» **What the exercise asks**: Give the listing again exactly, omitting its images.

» **Supplied information**:
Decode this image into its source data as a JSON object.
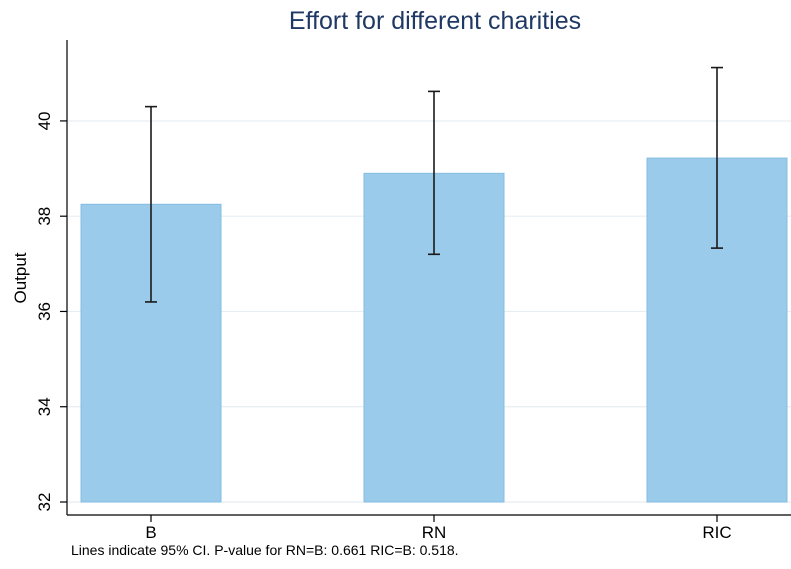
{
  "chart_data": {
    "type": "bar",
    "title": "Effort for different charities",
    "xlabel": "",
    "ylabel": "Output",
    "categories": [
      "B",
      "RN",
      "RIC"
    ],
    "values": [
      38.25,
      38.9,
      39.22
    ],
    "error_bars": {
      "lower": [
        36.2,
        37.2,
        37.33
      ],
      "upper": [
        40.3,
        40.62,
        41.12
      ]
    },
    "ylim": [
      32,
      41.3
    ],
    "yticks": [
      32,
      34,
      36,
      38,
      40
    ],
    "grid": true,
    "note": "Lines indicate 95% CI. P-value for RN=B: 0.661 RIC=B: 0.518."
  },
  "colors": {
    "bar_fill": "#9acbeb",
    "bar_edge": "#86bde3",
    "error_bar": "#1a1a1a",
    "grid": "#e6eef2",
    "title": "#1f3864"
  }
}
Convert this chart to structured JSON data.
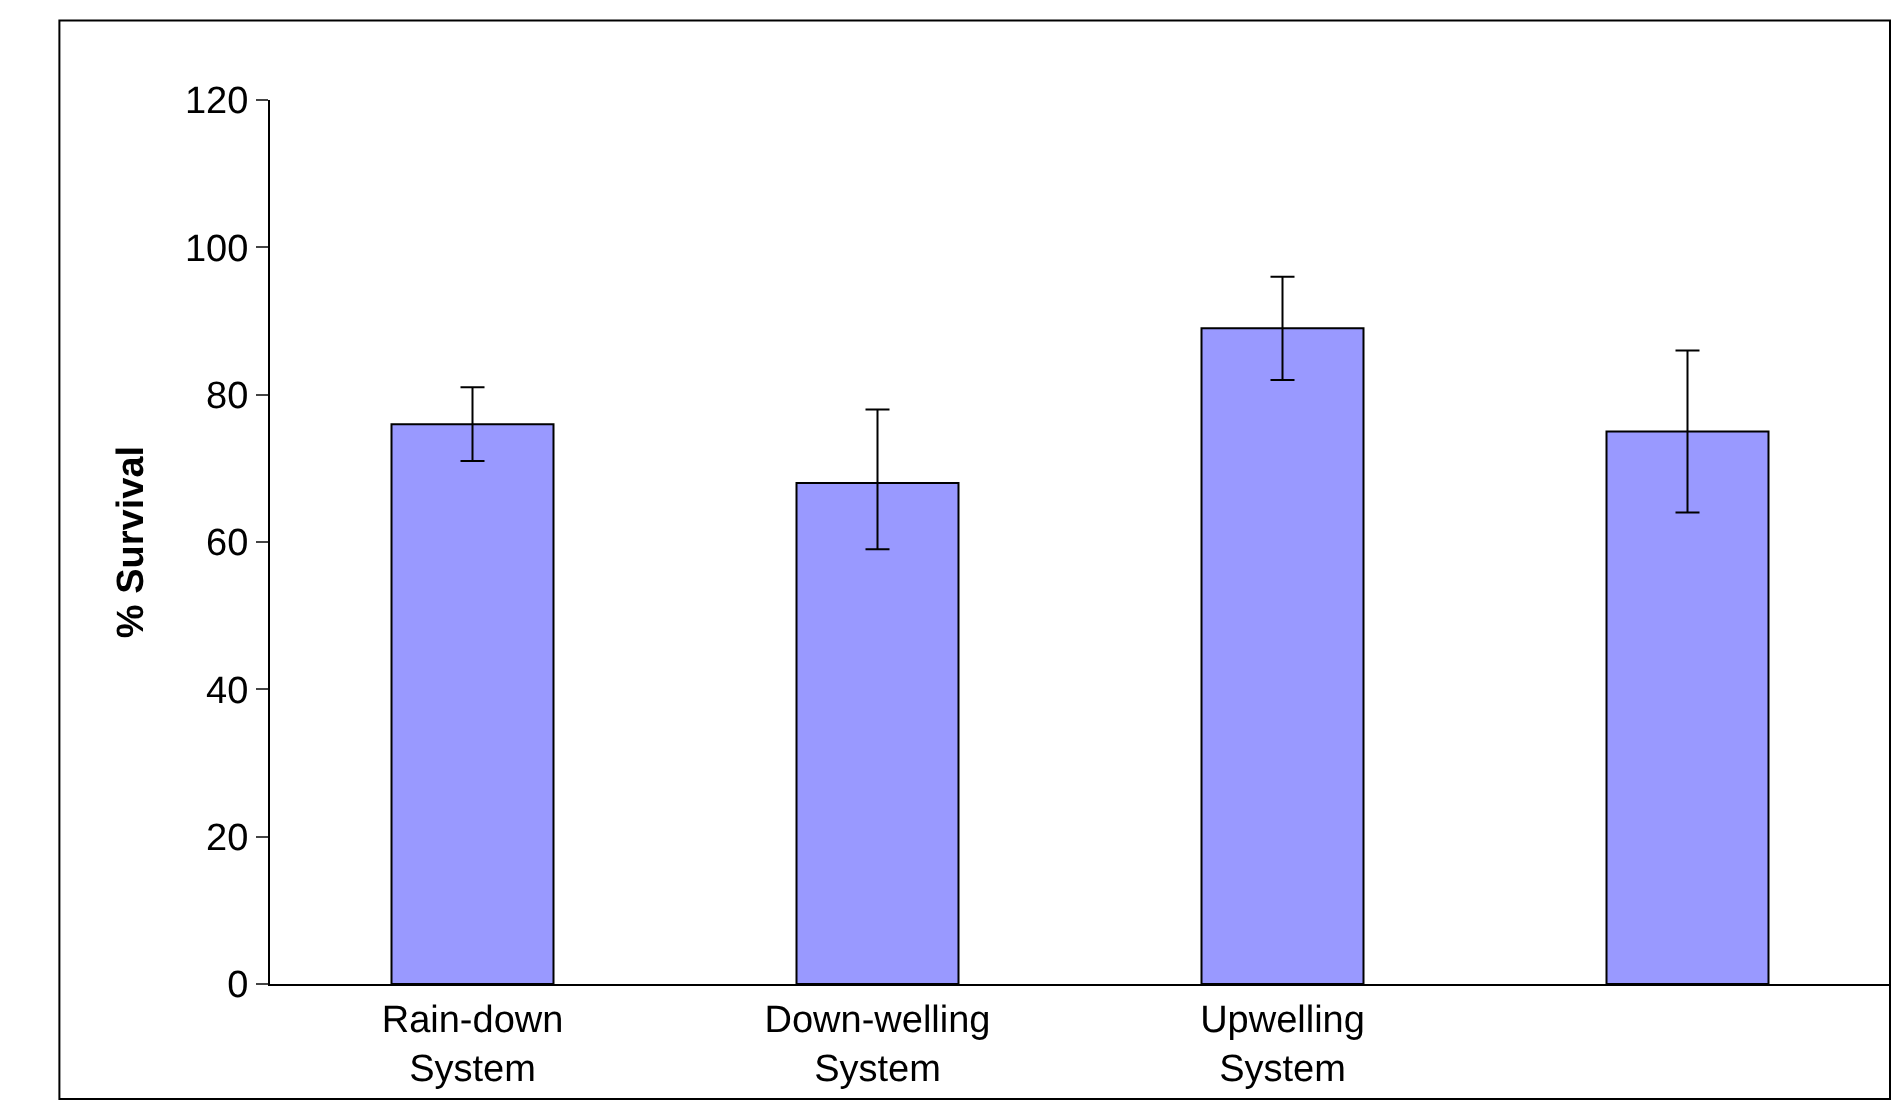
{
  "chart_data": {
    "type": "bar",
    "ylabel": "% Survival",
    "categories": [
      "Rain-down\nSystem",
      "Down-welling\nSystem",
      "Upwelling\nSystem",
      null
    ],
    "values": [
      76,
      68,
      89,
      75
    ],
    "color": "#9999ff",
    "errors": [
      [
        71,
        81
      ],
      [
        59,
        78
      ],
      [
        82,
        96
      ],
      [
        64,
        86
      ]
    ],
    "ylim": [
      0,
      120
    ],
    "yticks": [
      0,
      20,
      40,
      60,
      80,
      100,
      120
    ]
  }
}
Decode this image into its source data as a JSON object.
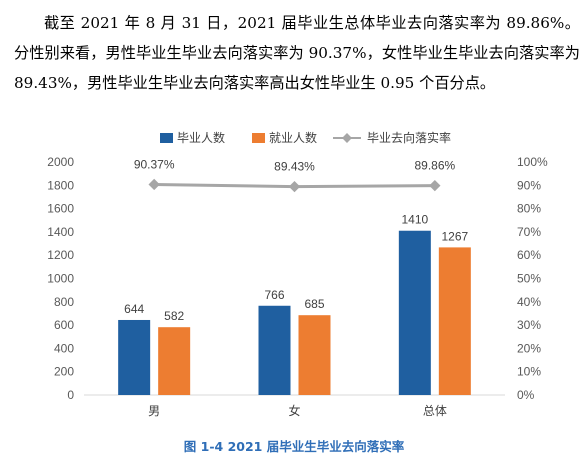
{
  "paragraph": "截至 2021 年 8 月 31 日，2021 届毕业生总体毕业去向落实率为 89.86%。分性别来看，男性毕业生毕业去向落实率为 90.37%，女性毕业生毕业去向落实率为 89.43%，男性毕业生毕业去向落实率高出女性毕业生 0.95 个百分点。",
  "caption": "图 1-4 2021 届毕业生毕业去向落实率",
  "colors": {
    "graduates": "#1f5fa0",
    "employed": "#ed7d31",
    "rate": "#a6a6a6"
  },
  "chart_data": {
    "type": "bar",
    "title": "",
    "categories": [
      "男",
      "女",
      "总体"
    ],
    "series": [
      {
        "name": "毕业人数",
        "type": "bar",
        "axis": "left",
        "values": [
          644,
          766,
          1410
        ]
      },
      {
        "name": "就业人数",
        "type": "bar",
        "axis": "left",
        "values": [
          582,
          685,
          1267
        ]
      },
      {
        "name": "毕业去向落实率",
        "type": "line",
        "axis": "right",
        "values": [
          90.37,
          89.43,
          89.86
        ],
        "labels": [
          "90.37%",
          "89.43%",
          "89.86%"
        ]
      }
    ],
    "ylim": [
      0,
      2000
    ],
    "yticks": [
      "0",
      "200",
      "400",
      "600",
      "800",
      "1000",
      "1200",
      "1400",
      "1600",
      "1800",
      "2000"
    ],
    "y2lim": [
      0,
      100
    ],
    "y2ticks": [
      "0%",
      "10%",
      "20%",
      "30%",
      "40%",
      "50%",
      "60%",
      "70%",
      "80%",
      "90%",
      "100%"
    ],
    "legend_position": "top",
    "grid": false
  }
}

» **Completed exercise**:
Decode this image into its source data as a JSON object.
{
  "chart_data": {
    "type": "bar",
    "title": "Effort for different charities",
    "xlabel": "",
    "ylabel": "Output",
    "categories": [
      "B",
      "RN",
      "RIC"
    ],
    "values": [
      38.25,
      38.9,
      39.22
    ],
    "error_bars": {
      "lower": [
        36.2,
        37.2,
        37.33
      ],
      "upper": [
        40.3,
        40.62,
        41.12
      ]
    },
    "ylim": [
      32,
      41.3
    ],
    "yticks": [
      32,
      34,
      36,
      38,
      40
    ],
    "grid": true,
    "note": "Lines indicate 95% CI. P-value for RN=B: 0.661 RIC=B: 0.518."
  },
  "colors": {
    "bar_fill": "#9acbeb",
    "bar_edge": "#86bde3",
    "error_bar": "#1a1a1a",
    "grid": "#e6eef2",
    "title": "#1f3864"
  }
}
Convert this chart to structured JSON data.
{
  "chart_data": {
    "type": "bar",
    "ylabel": "% Survival",
    "categories": [
      "Rain-down\nSystem",
      "Down-welling\nSystem",
      "Upwelling\nSystem",
      null
    ],
    "values": [
      76,
      68,
      89,
      75
    ],
    "color": "#9999ff",
    "errors": [
      [
        71,
        81
      ],
      [
        59,
        78
      ],
      [
        82,
        96
      ],
      [
        64,
        86
      ]
    ],
    "ylim": [
      0,
      120
    ],
    "yticks": [
      0,
      20,
      40,
      60,
      80,
      100,
      120
    ]
  }
}
Decode this image into its source data as a JSON object.
{
  "paragraph": "截至 2021 年 8 月 31 日，2021 届毕业生总体毕业去向落实率为 89.86%。分性别来看，男性毕业生毕业去向落实率为 90.37%，女性毕业生毕业去向落实率为 89.43%，男性毕业生毕业去向落实率高出女性毕业生 0.95 个百分点。",
  "caption": "图 1-4 2021 届毕业生毕业去向落实率",
  "colors": {
    "graduates": "#1f5fa0",
    "employed": "#ed7d31",
    "rate": "#a6a6a6"
  },
  "chart_data": {
    "type": "bar",
    "title": "",
    "categories": [
      "男",
      "女",
      "总体"
    ],
    "series": [
      {
        "name": "毕业人数",
        "type": "bar",
        "axis": "left",
        "values": [
          644,
          766,
          1410
        ]
      },
      {
        "name": "就业人数",
        "type": "bar",
        "axis": "left",
        "values": [
          582,
          685,
          1267
        ]
      },
      {
        "name": "毕业去向落实率",
        "type": "line",
        "axis": "right",
        "values": [
          90.37,
          89.43,
          89.86
        ],
        "labels": [
          "90.37%",
          "89.43%",
          "89.86%"
        ]
      }
    ],
    "ylim": [
      0,
      2000
    ],
    "yticks": [
      "0",
      "200",
      "400",
      "600",
      "800",
      "1000",
      "1200",
      "1400",
      "1600",
      "1800",
      "2000"
    ],
    "y2lim": [
      0,
      100
    ],
    "y2ticks": [
      "0%",
      "10%",
      "20%",
      "30%",
      "40%",
      "50%",
      "60%",
      "70%",
      "80%",
      "90%",
      "100%"
    ],
    "legend_position": "top",
    "grid": false
  }
}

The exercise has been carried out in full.